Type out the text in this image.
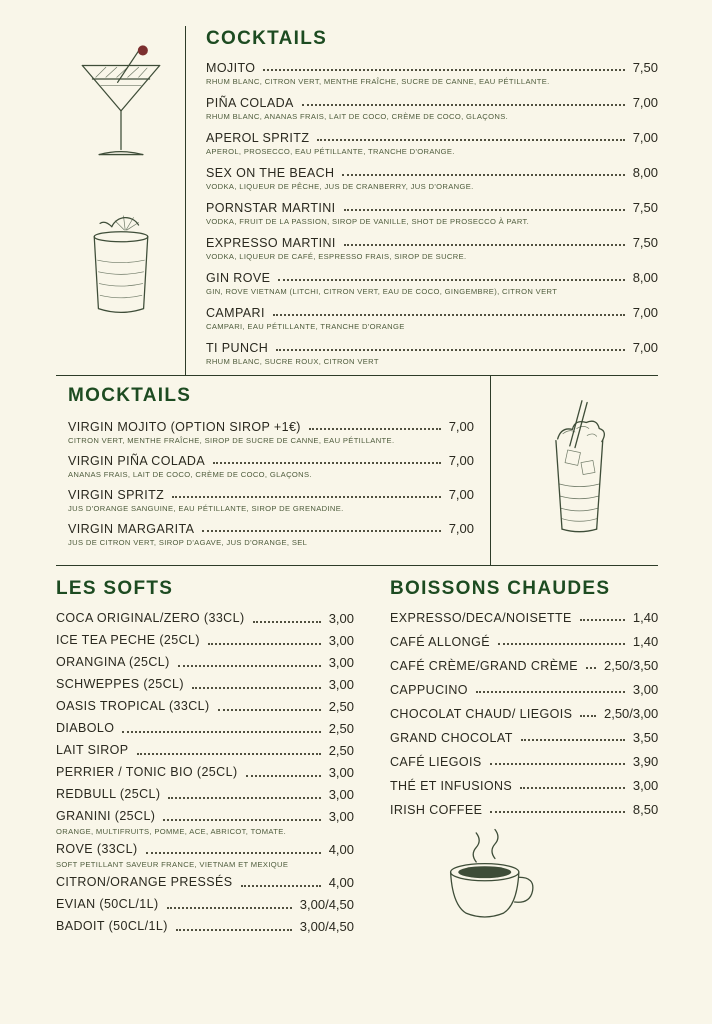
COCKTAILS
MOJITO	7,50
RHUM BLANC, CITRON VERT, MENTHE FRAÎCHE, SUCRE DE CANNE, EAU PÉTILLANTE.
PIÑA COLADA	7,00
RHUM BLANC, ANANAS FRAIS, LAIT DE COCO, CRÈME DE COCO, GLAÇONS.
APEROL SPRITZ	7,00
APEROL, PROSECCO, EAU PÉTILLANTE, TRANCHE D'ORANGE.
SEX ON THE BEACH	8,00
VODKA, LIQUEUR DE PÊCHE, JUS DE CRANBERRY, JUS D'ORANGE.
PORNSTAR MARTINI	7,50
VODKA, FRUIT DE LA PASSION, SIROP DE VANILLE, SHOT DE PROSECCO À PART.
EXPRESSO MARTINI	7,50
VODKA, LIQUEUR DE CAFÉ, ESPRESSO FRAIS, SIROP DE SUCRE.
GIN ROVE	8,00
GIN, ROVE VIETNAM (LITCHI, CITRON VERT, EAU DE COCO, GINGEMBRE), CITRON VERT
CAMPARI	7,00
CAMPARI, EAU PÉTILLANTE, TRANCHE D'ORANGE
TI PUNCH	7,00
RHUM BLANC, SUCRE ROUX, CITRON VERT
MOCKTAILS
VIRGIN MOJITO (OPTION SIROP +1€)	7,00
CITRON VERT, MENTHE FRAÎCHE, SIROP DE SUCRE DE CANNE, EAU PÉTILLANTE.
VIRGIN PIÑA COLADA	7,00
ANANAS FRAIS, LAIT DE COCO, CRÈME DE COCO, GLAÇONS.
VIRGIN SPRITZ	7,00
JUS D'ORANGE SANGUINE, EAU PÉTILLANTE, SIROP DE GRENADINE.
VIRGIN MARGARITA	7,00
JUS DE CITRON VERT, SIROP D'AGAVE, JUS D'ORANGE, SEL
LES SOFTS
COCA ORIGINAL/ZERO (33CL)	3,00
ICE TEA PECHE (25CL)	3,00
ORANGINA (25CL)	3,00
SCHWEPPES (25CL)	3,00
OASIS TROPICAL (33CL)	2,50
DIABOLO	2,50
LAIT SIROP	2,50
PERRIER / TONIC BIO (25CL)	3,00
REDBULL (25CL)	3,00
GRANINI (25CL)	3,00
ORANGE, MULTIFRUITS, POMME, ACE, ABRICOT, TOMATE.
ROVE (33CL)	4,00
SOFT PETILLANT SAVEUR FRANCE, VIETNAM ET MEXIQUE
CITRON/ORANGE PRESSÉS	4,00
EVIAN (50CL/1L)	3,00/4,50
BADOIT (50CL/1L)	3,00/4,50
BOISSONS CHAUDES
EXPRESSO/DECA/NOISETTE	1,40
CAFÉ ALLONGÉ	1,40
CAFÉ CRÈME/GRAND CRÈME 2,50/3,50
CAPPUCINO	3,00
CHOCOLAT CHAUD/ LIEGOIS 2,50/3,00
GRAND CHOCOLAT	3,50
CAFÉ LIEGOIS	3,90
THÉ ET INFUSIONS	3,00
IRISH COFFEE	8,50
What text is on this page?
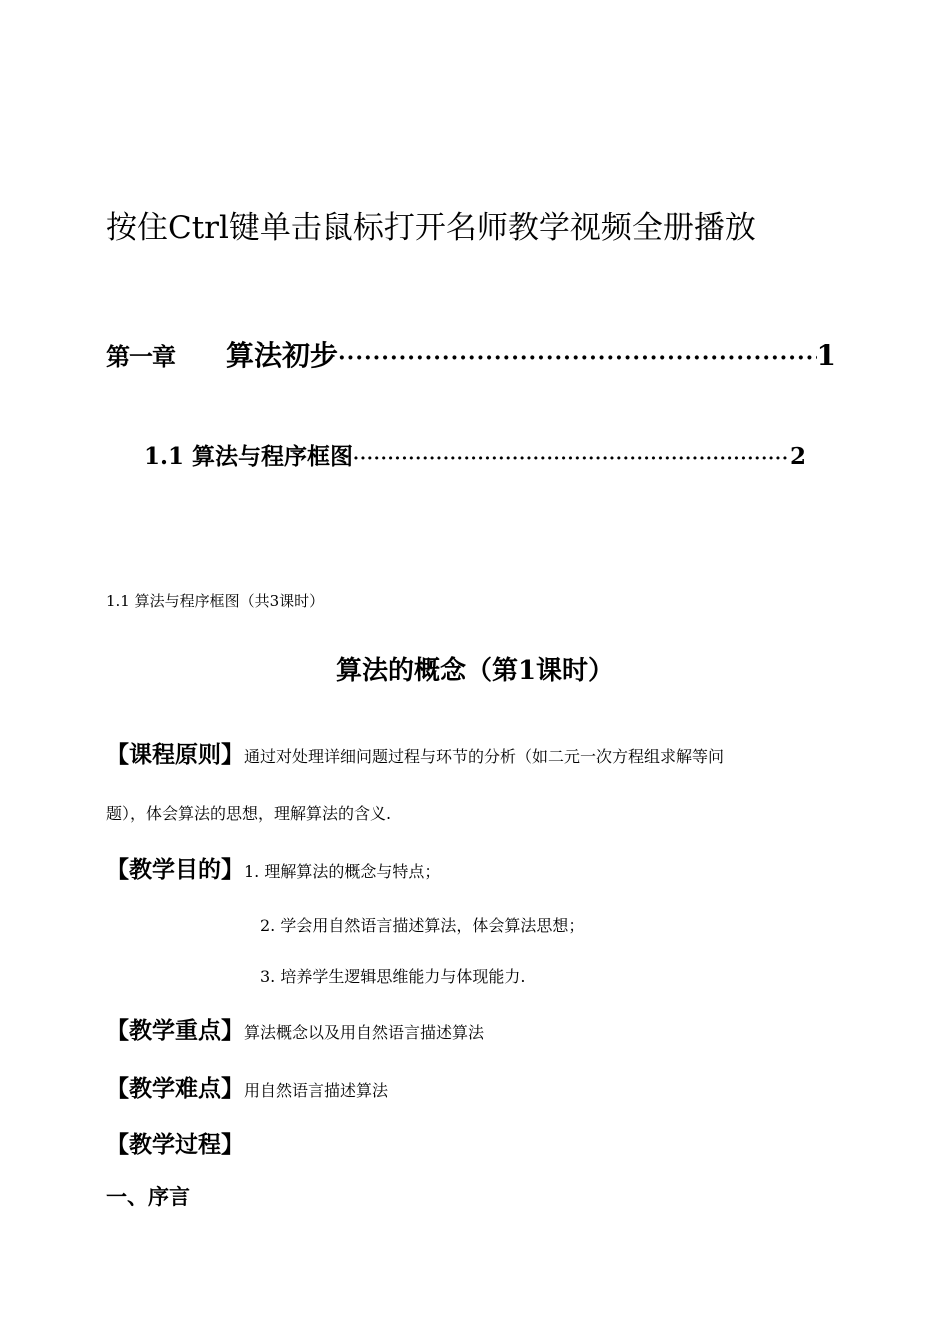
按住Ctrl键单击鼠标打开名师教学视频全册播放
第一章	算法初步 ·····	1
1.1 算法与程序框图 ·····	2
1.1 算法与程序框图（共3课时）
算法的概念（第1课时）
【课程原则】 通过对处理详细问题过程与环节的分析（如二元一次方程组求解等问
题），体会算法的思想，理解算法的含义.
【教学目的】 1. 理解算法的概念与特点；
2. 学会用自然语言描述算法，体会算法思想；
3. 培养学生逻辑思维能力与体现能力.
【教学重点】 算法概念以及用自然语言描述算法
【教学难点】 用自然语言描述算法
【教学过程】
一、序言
....
• _What to do_: The entries above are to be returned exactly, without their pictures.

• _Task response_:
Type out the text in this image.
COCKTAILS
MOJITO	7,50
RHUM BLANC, CITRON VERT, MENTHE FRAÎCHE, SUCRE DE CANNE, EAU PÉTILLANTE.
PIÑA COLADA	7,00
RHUM BLANC, ANANAS FRAIS, LAIT DE COCO, CRÈME DE COCO, GLAÇONS.
APEROL SPRITZ	7,00
APEROL, PROSECCO, EAU PÉTILLANTE, TRANCHE D'ORANGE.
SEX ON THE BEACH	8,00
VODKA, LIQUEUR DE PÊCHE, JUS DE CRANBERRY, JUS D'ORANGE.
PORNSTAR MARTINI	7,50
VODKA, FRUIT DE LA PASSION, SIROP DE VANILLE, SHOT DE PROSECCO À PART.
EXPRESSO MARTINI	7,50
VODKA, LIQUEUR DE CAFÉ, ESPRESSO FRAIS, SIROP DE SUCRE.
GIN ROVE	8,00
GIN, ROVE VIETNAM (LITCHI, CITRON VERT, EAU DE COCO, GINGEMBRE), CITRON VERT
CAMPARI	7,00
CAMPARI, EAU PÉTILLANTE, TRANCHE D'ORANGE
TI PUNCH	7,00
RHUM BLANC, SUCRE ROUX, CITRON VERT
MOCKTAILS
VIRGIN MOJITO (OPTION SIROP +1€)	7,00
CITRON VERT, MENTHE FRAÎCHE, SIROP DE SUCRE DE CANNE, EAU PÉTILLANTE.
VIRGIN PIÑA COLADA	7,00
ANANAS FRAIS, LAIT DE COCO, CRÈME DE COCO, GLAÇONS.
VIRGIN SPRITZ	7,00
JUS D'ORANGE SANGUINE, EAU PÉTILLANTE, SIROP DE GRENADINE.
VIRGIN MARGARITA	7,00
JUS DE CITRON VERT, SIROP D'AGAVE, JUS D'ORANGE, SEL
LES SOFTS
COCA ORIGINAL/ZERO (33CL)	3,00
ICE TEA PECHE (25CL)	3,00
ORANGINA (25CL)	3,00
SCHWEPPES (25CL)	3,00
OASIS TROPICAL (33CL)	2,50
DIABOLO	2,50
LAIT SIROP	2,50
PERRIER / TONIC BIO (25CL)	3,00
REDBULL (25CL)	3,00
GRANINI (25CL)	3,00
ORANGE, MULTIFRUITS, POMME, ACE, ABRICOT, TOMATE.
ROVE (33CL)	4,00
SOFT PETILLANT SAVEUR FRANCE, VIETNAM ET MEXIQUE
CITRON/ORANGE PRESSÉS	4,00
EVIAN (50CL/1L)	3,00/4,50
BADOIT (50CL/1L)	3,00/4,50
BOISSONS CHAUDES
EXPRESSO/DECA/NOISETTE	1,40
CAFÉ ALLONGÉ	1,40
CAFÉ CRÈME/GRAND CRÈME 2,50/3,50
CAPPUCINO	3,00
CHOCOLAT CHAUD/ LIEGOIS 2,50/3,00
GRAND CHOCOLAT	3,50
CAFÉ LIEGOIS	3,90
THÉ ET INFUSIONS	3,00
IRISH COFFEE	8,50
What text is on this page?
按住Ctrl键单击鼠标打开名师教学视频全册播放
第一章	算法初步 ·····	1
1.1 算法与程序框图 ·····	2
1.1 算法与程序框图（共3课时）
算法的概念（第1课时）
【课程原则】 通过对处理详细问题过程与环节的分析（如二元一次方程组求解等问
题），体会算法的思想，理解算法的含义.
【教学目的】 1. 理解算法的概念与特点；
2. 学会用自然语言描述算法，体会算法思想；
3. 培养学生逻辑思维能力与体现能力.
【教学重点】 算法概念以及用自然语言描述算法
【教学难点】 用自然语言描述算法
【教学过程】
一、序言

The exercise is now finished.